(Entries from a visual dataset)
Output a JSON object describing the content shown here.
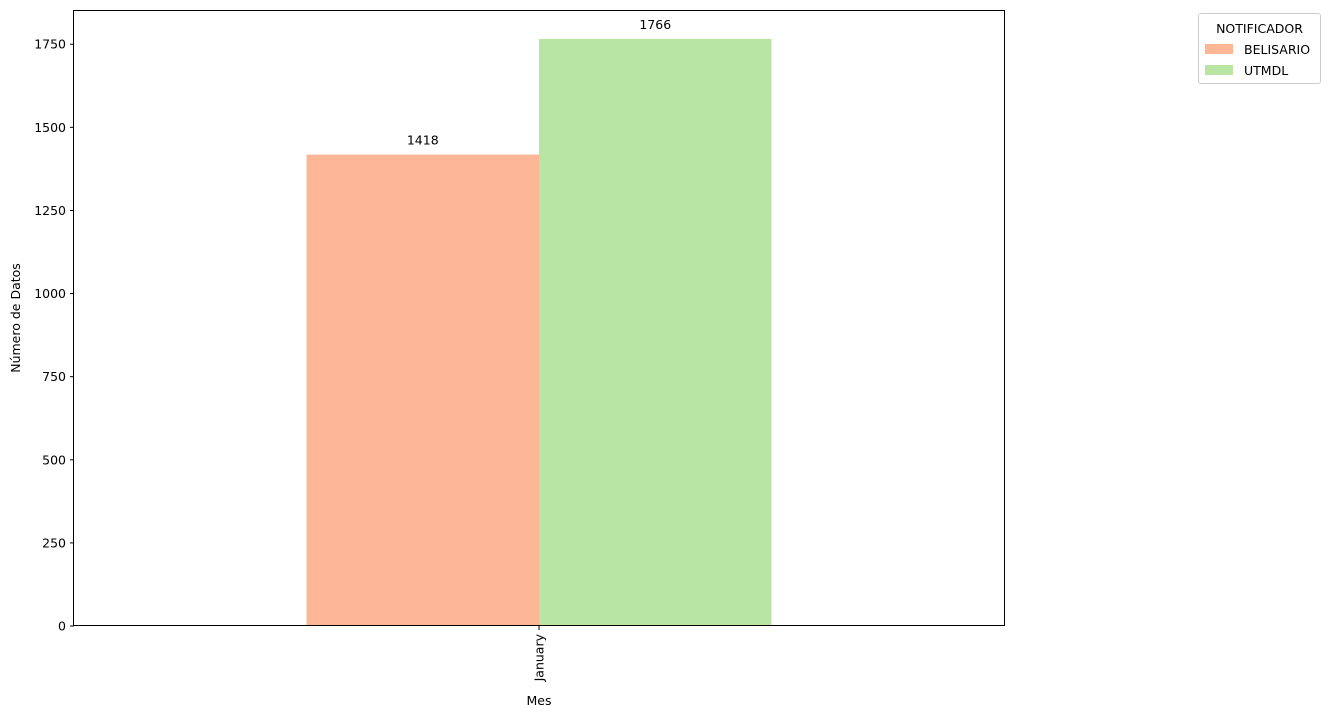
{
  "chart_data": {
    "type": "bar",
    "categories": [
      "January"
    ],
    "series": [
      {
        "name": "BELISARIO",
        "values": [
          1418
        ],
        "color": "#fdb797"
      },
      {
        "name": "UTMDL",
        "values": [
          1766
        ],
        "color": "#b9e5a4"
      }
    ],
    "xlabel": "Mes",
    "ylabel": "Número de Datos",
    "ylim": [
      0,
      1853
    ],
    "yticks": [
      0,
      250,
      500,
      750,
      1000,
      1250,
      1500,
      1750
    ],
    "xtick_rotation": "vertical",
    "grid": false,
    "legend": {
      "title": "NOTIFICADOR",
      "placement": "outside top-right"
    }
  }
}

Short task: Set down every entry word for word, but omit the pictures.

Solution for this exercise:
Output a JSON object describing the content shown here.
{
  "chart_data": {
    "type": "bar",
    "categories": [
      "January"
    ],
    "series": [
      {
        "name": "BELISARIO",
        "values": [
          1418
        ],
        "color": "#fdb797"
      },
      {
        "name": "UTMDL",
        "values": [
          1766
        ],
        "color": "#b9e5a4"
      }
    ],
    "xlabel": "Mes",
    "ylabel": "Número de Datos",
    "ylim": [
      0,
      1853
    ],
    "yticks": [
      0,
      250,
      500,
      750,
      1000,
      1250,
      1500,
      1750
    ],
    "xtick_rotation": "vertical",
    "grid": false,
    "legend": {
      "title": "NOTIFICADOR",
      "placement": "outside top-right"
    }
  }
}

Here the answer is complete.